Data tied to figure images
··········
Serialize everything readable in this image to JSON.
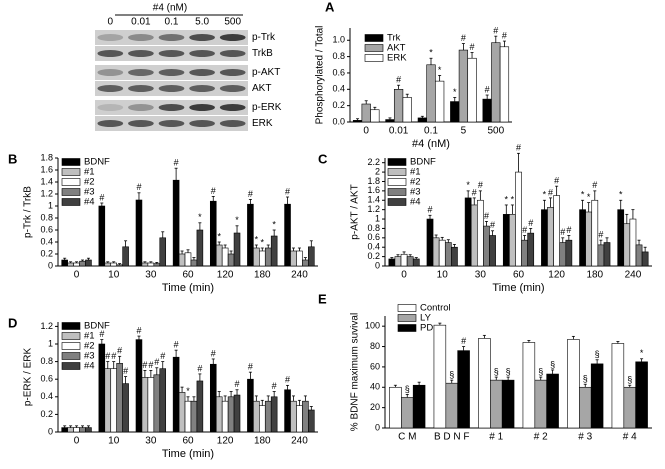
{
  "blot": {
    "title": "#4 (nM)",
    "lanes": [
      "0",
      "0.01",
      "0.1",
      "5.0",
      "500"
    ],
    "rows": [
      "p-Trk",
      "TrkB",
      "p-AKT",
      "AKT",
      "p-ERK",
      "ERK"
    ]
  },
  "chart_data": [
    {
      "type": "bar",
      "panel": "A",
      "x_label": "#4 (nM)",
      "y_label": "Phosphorylated / Total",
      "categories": [
        "0",
        "0.01",
        "0.1",
        "5",
        "500"
      ],
      "ylim": [
        0,
        1.15
      ],
      "yticks": [
        {
          "value": 0,
          "label": "0.0"
        },
        0.2,
        0.4,
        0.6,
        0.8,
        {
          "value": 1,
          "label": "1.0"
        }
      ],
      "legend": "top-left",
      "series": [
        {
          "name": "Trk",
          "color": "#000000",
          "values": [
            0.02,
            0.03,
            0.05,
            0.25,
            0.28
          ],
          "errors": [
            0.02,
            0.02,
            0.02,
            0.05,
            0.05
          ],
          "markers": [
            null,
            null,
            null,
            "*",
            "#"
          ]
        },
        {
          "name": "AKT",
          "color": "#a6a6a6",
          "values": [
            0.22,
            0.4,
            0.7,
            0.88,
            0.97
          ],
          "errors": [
            0.04,
            0.05,
            0.08,
            0.08,
            0.08
          ],
          "markers": [
            null,
            "#",
            "*",
            "#",
            "#"
          ]
        },
        {
          "name": "ERK",
          "color": "#ffffff",
          "values": [
            0.15,
            0.3,
            0.5,
            0.78,
            0.92
          ],
          "errors": [
            0.03,
            0.04,
            0.07,
            0.07,
            0.07
          ],
          "markers": [
            null,
            null,
            "*",
            "#",
            "#"
          ]
        }
      ]
    },
    {
      "type": "bar",
      "panel": "B",
      "x_label": "Time (min)",
      "y_label": "p-Trk / TrkB",
      "categories": [
        "0",
        "10",
        "30",
        "60",
        "120",
        "180",
        "240"
      ],
      "ylim": [
        0,
        1.8
      ],
      "yticks": [
        0,
        0.2,
        0.4,
        0.6,
        0.8,
        1,
        1.2,
        1.4,
        1.6,
        1.8
      ],
      "legend": "top-left",
      "series": [
        {
          "name": "BDNF",
          "color": "#000000",
          "values": [
            0.1,
            1.0,
            1.1,
            1.43,
            1.08,
            1.03,
            1.03
          ],
          "errors": [
            0.03,
            0.05,
            0.12,
            0.2,
            0.08,
            0.08,
            0.12
          ],
          "markers": [
            null,
            "#",
            "#",
            "#",
            "#",
            "#",
            "#"
          ]
        },
        {
          "name": "#1",
          "color": "#bfbfbf",
          "values": [
            0.05,
            0.05,
            0.05,
            0.2,
            0.35,
            0.3,
            0.25
          ],
          "errors": [
            0.02,
            0.02,
            0.02,
            0.05,
            0.05,
            0.05,
            0.05
          ],
          "markers": [
            null,
            null,
            null,
            null,
            "*",
            "*",
            null
          ]
        },
        {
          "name": "#2",
          "color": "#ffffff",
          "values": [
            0.05,
            0.05,
            0.05,
            0.22,
            0.3,
            0.25,
            0.25
          ],
          "errors": [
            0.02,
            0.02,
            0.02,
            0.05,
            0.05,
            0.05,
            0.05
          ],
          "markers": [
            null,
            null,
            null,
            null,
            null,
            "*",
            null
          ]
        },
        {
          "name": "#3",
          "color": "#808080",
          "values": [
            0.08,
            0.02,
            0.04,
            0.1,
            0.2,
            0.3,
            0.1
          ],
          "errors": [
            0.02,
            0.02,
            0.02,
            0.04,
            0.05,
            0.05,
            0.04
          ],
          "markers": [
            null,
            null,
            null,
            null,
            null,
            null,
            null
          ]
        },
        {
          "name": "#4",
          "color": "#404040",
          "values": [
            0.1,
            0.32,
            0.47,
            0.6,
            0.55,
            0.5,
            0.32
          ],
          "errors": [
            0.03,
            0.1,
            0.1,
            0.12,
            0.12,
            0.1,
            0.1
          ],
          "markers": [
            null,
            null,
            null,
            "*",
            "*",
            "*",
            null
          ]
        }
      ]
    },
    {
      "type": "bar",
      "panel": "C",
      "x_label": "Time (min)",
      "y_label": "p-AKT / AKT",
      "categories": [
        "0",
        "10",
        "30",
        "60",
        "120",
        "180",
        "240"
      ],
      "ylim": [
        0,
        2.3
      ],
      "yticks": [
        0,
        0.2,
        0.4,
        0.6,
        0.8,
        1,
        1.2,
        1.4,
        1.6,
        1.8,
        2,
        2.2
      ],
      "legend": "top-left",
      "series": [
        {
          "name": "BDNF",
          "color": "#000000",
          "values": [
            0.15,
            1.0,
            1.45,
            1.1,
            1.2,
            1.2,
            1.2
          ],
          "errors": [
            0.03,
            0.08,
            0.15,
            0.2,
            0.2,
            0.2,
            0.2
          ],
          "markers": [
            null,
            "#",
            "*",
            "*",
            "*",
            "*",
            "*"
          ]
        },
        {
          "name": "#1",
          "color": "#bfbfbf",
          "values": [
            0.2,
            0.6,
            1.3,
            1.1,
            1.25,
            1.15,
            0.9
          ],
          "errors": [
            0.04,
            0.06,
            0.15,
            0.2,
            0.2,
            0.2,
            0.2
          ],
          "markers": [
            null,
            null,
            "#",
            "*",
            "#",
            "*",
            null
          ]
        },
        {
          "name": "#2",
          "color": "#ffffff",
          "values": [
            0.25,
            0.55,
            1.4,
            2.0,
            1.5,
            1.4,
            1.0
          ],
          "errors": [
            0.05,
            0.06,
            0.2,
            0.4,
            0.2,
            0.2,
            0.2
          ],
          "markers": [
            null,
            null,
            "#",
            "#",
            "#",
            "#",
            null
          ]
        },
        {
          "name": "#3",
          "color": "#808080",
          "values": [
            0.2,
            0.5,
            0.85,
            0.55,
            0.5,
            0.45,
            0.45
          ],
          "errors": [
            0.04,
            0.06,
            0.1,
            0.1,
            0.1,
            0.1,
            0.1
          ],
          "markers": [
            null,
            null,
            "#",
            "#",
            "#",
            "#",
            null
          ]
        },
        {
          "name": "#4",
          "color": "#404040",
          "values": [
            0.15,
            0.4,
            0.65,
            0.7,
            0.55,
            0.5,
            0.3
          ],
          "errors": [
            0.03,
            0.06,
            0.1,
            0.1,
            0.1,
            0.1,
            0.1
          ],
          "markers": [
            null,
            null,
            "#",
            "#",
            "#",
            null,
            null
          ]
        }
      ]
    },
    {
      "type": "bar",
      "panel": "D",
      "x_label": "Time (min)",
      "y_label": "p-ERK / ERK",
      "categories": [
        "0",
        "10",
        "30",
        "60",
        "120",
        "180",
        "240"
      ],
      "ylim": [
        0,
        1.25
      ],
      "yticks": [
        0,
        0.2,
        0.4,
        0.6,
        0.8,
        1,
        1.2
      ],
      "legend": "top-left",
      "series": [
        {
          "name": "BDNF",
          "color": "#000000",
          "values": [
            0.05,
            1.0,
            1.05,
            0.85,
            0.77,
            0.6,
            0.48
          ],
          "errors": [
            0.02,
            0.05,
            0.04,
            0.08,
            0.06,
            0.08,
            0.05
          ],
          "markers": [
            null,
            "#",
            "#",
            "#",
            "#",
            "#",
            "#"
          ]
        },
        {
          "name": "#1",
          "color": "#bfbfbf",
          "values": [
            0.05,
            0.72,
            0.62,
            0.45,
            0.4,
            0.35,
            0.35
          ],
          "errors": [
            0.02,
            0.08,
            0.08,
            0.06,
            0.06,
            0.06,
            0.06
          ],
          "markers": [
            null,
            "#",
            "#",
            null,
            null,
            null,
            null
          ]
        },
        {
          "name": "#2",
          "color": "#ffffff",
          "values": [
            0.05,
            0.72,
            0.62,
            0.35,
            0.35,
            0.3,
            0.3
          ],
          "errors": [
            0.02,
            0.08,
            0.08,
            0.05,
            0.06,
            0.06,
            0.06
          ],
          "markers": [
            null,
            "#",
            "#",
            "*",
            null,
            null,
            null
          ]
        },
        {
          "name": "#3",
          "color": "#808080",
          "values": [
            0.05,
            0.78,
            0.65,
            0.35,
            0.4,
            0.35,
            0.35
          ],
          "errors": [
            0.02,
            0.08,
            0.08,
            0.05,
            0.06,
            0.06,
            0.06
          ],
          "markers": [
            null,
            "#",
            "#",
            null,
            null,
            null,
            null
          ]
        },
        {
          "name": "#4",
          "color": "#404040",
          "values": [
            0.05,
            0.55,
            0.72,
            0.58,
            0.42,
            0.4,
            0.25
          ],
          "errors": [
            0.02,
            0.08,
            0.08,
            0.08,
            0.06,
            0.06,
            0.04
          ],
          "markers": [
            null,
            "#",
            "#",
            "#",
            "#",
            "#",
            null
          ]
        }
      ]
    },
    {
      "type": "bar",
      "panel": "E",
      "y_label": "% BDNF maximum suvival",
      "categories": [
        "C M",
        "B D N F",
        "# 1",
        "# 2",
        "# 3",
        "# 4"
      ],
      "ylim": [
        0,
        110
      ],
      "yticks": [
        0,
        20,
        40,
        60,
        80,
        100
      ],
      "legend": "above",
      "series": [
        {
          "name": "Control",
          "color": "#ffffff",
          "values": [
            40,
            101,
            88,
            84,
            87,
            83
          ],
          "errors": [
            2,
            2,
            3,
            2,
            3,
            2
          ],
          "markers": [
            null,
            null,
            null,
            null,
            null,
            null
          ]
        },
        {
          "name": "LY",
          "color": "#a6a6a6",
          "values": [
            30,
            44,
            47,
            47,
            40,
            40
          ],
          "errors": [
            3,
            3,
            3,
            3,
            3,
            2
          ],
          "markers": [
            "§",
            "§",
            "§",
            "§",
            "§",
            "§"
          ]
        },
        {
          "name": "PD",
          "color": "#000000",
          "values": [
            42,
            76,
            47,
            53,
            63,
            65
          ],
          "errors": [
            3,
            4,
            3,
            4,
            4,
            3
          ],
          "markers": [
            null,
            "#",
            "§",
            "§",
            "§",
            "*"
          ]
        }
      ]
    }
  ]
}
··········
The exercise ->
Pick each line holding the word "panel" out of the data and copy it.

Task answer ->
      "panel": "A",
      "panel": "B",
      "panel": "C",
      "panel": "D",
      "panel": "E",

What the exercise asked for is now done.